§ Work instructions: For each line below that contains the string "STANOWI", copy that line.

##### Dataset entries

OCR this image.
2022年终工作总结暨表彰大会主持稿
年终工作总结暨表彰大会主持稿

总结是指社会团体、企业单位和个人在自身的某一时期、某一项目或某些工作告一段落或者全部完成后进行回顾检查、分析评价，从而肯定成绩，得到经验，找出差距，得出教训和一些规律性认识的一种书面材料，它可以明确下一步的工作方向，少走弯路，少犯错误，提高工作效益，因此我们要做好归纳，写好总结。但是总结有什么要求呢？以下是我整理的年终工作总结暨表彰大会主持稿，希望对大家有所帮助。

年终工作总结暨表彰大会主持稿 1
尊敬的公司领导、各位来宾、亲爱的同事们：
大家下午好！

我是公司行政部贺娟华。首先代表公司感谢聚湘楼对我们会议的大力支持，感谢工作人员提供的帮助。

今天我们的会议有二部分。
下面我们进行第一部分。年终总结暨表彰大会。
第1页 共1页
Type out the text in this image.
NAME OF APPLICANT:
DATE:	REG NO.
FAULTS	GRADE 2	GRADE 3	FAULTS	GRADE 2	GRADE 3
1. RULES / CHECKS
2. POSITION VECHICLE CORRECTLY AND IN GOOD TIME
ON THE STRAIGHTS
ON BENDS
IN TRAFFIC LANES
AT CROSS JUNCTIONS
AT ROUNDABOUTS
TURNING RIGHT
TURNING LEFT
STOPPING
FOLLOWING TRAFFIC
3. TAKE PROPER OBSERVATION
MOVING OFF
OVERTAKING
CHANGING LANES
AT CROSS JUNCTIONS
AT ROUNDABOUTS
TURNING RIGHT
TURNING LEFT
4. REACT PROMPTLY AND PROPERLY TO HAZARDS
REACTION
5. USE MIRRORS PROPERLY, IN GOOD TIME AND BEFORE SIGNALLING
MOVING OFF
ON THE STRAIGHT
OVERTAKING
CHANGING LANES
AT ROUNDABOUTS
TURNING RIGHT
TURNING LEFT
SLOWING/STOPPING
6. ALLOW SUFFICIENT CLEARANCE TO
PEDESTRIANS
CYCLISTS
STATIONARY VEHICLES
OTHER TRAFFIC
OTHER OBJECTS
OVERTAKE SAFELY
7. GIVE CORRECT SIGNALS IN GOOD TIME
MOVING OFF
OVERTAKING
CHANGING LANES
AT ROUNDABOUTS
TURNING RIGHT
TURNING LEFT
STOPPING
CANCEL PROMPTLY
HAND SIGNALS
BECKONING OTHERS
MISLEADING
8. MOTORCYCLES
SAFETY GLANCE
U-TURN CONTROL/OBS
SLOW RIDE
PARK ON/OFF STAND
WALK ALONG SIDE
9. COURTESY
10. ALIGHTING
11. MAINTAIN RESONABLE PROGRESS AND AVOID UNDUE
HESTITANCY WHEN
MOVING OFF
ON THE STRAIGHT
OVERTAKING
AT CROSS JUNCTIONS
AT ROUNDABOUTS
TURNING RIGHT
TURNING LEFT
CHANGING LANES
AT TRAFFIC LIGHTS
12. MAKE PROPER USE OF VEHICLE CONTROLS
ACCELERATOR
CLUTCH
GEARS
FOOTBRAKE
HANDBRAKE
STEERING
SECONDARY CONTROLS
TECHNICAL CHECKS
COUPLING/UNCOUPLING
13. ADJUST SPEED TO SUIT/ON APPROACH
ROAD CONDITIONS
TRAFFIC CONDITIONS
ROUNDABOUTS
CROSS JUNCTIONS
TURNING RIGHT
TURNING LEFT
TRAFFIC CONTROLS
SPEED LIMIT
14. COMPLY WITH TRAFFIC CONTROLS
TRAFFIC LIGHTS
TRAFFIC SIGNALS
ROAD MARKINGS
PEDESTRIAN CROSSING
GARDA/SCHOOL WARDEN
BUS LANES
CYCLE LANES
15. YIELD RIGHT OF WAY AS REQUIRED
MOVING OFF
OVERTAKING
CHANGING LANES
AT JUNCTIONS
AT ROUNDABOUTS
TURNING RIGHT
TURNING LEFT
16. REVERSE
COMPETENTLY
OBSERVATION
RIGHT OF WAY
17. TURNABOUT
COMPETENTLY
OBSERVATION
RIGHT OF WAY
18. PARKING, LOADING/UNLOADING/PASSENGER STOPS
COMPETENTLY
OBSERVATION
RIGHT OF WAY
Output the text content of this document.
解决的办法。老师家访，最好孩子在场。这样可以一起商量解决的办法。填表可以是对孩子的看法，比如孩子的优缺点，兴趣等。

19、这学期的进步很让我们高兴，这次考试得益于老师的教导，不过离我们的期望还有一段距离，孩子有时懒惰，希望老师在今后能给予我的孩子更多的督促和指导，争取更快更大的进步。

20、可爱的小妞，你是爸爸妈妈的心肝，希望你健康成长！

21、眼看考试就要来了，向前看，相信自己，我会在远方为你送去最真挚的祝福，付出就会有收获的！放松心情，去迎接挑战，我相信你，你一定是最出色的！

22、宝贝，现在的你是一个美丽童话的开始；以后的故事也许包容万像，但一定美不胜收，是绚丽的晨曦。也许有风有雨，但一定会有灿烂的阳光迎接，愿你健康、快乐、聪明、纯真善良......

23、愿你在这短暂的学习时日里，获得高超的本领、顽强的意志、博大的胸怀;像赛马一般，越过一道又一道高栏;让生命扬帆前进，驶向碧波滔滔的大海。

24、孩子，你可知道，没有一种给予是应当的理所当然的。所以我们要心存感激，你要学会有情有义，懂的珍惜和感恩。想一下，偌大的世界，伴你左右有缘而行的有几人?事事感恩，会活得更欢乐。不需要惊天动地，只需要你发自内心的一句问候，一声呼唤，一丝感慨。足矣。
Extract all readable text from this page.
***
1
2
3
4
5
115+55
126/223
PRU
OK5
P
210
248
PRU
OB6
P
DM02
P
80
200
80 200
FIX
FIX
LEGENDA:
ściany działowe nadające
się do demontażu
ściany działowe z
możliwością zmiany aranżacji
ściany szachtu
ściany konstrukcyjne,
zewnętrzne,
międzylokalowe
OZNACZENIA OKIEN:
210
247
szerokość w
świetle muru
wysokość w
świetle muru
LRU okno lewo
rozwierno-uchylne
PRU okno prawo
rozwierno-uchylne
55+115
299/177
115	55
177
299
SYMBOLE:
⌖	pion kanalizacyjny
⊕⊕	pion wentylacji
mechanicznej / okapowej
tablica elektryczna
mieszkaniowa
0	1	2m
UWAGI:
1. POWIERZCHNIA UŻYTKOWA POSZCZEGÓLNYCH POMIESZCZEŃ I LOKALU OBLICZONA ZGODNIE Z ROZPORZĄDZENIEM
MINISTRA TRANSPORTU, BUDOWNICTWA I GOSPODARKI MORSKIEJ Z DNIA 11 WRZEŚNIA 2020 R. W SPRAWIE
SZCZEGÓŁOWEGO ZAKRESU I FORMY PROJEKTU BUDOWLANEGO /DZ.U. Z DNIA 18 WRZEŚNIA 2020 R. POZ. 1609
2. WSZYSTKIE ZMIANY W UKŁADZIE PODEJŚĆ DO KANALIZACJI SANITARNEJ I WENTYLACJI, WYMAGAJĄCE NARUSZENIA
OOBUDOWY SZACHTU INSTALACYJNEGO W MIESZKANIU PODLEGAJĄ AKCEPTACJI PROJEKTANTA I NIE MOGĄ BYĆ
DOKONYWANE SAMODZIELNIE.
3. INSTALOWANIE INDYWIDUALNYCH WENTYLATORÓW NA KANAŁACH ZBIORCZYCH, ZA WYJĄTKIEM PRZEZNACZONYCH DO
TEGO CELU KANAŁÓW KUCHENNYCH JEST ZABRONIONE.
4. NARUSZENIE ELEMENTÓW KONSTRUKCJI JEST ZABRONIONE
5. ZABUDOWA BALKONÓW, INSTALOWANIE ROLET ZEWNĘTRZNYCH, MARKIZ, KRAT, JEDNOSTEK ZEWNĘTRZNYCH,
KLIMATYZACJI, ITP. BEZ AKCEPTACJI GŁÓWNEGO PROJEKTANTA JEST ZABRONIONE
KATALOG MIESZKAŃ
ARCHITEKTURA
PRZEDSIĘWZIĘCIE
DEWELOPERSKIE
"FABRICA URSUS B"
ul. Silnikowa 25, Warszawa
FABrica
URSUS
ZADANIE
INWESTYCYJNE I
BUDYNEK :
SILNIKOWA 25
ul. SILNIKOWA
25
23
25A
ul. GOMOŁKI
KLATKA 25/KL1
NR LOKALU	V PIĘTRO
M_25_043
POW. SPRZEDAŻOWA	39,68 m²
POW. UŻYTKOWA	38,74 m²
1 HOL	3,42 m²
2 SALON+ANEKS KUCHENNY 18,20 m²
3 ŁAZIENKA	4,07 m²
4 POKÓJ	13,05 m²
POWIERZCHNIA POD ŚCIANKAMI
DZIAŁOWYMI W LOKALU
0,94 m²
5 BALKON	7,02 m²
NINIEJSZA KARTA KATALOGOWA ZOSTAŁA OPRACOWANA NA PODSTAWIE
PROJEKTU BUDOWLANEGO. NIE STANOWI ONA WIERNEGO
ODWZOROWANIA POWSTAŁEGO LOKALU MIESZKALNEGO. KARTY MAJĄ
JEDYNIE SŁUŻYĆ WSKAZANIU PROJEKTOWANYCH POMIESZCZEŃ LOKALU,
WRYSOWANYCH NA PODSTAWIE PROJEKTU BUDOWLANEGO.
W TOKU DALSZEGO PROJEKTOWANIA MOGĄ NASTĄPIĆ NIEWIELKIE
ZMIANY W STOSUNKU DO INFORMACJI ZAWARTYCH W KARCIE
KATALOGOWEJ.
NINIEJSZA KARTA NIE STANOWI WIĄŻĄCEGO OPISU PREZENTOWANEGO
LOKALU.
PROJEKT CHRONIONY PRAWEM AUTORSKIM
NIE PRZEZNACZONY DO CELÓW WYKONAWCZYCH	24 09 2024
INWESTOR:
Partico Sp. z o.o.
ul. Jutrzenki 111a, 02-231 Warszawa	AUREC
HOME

##########

§ Output for this task:
PROJEKTU BUDOWLANEGO. NIE STANOWI ONA WIERNEGO
NINIEJSZA KARTA NIE STANOWI WIĄŻĄCEGO OPISU PREZENTOWANEGO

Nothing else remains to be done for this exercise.